#### Data shown:

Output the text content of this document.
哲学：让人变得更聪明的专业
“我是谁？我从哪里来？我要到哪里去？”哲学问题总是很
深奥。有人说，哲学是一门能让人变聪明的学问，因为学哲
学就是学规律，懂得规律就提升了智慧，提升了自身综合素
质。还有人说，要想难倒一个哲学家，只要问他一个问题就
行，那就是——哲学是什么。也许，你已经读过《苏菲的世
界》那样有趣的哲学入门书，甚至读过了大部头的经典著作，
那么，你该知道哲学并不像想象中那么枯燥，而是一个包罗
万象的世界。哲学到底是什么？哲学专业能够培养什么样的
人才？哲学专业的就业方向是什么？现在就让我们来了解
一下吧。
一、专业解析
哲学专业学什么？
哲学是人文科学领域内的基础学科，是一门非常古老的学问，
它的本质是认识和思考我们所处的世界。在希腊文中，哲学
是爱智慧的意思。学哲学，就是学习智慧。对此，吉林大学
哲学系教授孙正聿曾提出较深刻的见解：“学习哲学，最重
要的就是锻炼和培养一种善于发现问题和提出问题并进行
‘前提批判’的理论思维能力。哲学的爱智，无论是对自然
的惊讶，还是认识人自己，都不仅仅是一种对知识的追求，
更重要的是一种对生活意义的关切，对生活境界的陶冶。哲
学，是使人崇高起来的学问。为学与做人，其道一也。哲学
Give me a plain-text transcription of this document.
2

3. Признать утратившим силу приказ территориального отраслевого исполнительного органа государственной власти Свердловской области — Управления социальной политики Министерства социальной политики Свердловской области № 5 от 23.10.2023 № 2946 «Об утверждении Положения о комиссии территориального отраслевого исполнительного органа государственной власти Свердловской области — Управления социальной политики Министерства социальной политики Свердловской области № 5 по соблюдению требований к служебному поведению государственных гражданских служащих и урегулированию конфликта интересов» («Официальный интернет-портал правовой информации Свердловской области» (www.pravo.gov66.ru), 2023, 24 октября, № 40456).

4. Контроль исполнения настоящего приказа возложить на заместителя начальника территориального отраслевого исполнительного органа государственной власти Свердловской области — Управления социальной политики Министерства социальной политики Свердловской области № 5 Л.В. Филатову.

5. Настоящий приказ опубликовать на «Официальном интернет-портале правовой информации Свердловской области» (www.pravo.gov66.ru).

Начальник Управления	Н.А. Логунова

#### Description of the task:
Using the records above, copy each line that contains "this".

#### Answer for the task:
Output the text content of this document.
Give me a plain-text transcription of this document.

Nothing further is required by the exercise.